[Exercise aim]:
Below are records; count the lines that contain "will" and give only the total.

======== Records supplied

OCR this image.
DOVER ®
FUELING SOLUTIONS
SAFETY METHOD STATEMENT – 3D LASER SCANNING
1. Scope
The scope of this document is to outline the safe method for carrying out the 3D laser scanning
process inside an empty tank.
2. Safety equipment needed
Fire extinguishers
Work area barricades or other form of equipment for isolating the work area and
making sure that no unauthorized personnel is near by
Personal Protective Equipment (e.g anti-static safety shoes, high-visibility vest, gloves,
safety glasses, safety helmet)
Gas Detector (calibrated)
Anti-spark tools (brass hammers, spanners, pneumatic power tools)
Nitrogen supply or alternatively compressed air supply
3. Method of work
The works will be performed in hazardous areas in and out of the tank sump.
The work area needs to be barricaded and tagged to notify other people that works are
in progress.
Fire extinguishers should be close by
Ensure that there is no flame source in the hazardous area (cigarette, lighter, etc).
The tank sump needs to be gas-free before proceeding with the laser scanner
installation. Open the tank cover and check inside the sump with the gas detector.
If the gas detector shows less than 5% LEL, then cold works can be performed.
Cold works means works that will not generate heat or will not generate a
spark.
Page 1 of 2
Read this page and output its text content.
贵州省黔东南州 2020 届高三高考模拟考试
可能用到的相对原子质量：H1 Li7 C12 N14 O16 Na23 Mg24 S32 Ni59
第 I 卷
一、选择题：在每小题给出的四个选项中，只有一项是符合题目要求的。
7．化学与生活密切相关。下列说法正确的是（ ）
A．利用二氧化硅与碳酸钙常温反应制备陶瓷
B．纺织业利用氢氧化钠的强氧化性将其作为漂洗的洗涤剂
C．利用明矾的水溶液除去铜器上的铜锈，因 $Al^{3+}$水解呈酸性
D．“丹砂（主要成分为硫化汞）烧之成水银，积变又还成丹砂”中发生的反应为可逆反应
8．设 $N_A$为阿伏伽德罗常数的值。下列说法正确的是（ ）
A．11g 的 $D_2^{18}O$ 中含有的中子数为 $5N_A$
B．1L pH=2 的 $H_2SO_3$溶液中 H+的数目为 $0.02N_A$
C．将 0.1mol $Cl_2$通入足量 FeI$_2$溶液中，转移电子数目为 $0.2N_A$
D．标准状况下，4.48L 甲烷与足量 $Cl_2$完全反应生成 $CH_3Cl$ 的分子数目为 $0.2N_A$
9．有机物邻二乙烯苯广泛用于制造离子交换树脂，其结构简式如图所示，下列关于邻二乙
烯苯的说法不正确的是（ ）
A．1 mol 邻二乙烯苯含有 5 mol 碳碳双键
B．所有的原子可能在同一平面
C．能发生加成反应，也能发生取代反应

================

[Exercise response]:
2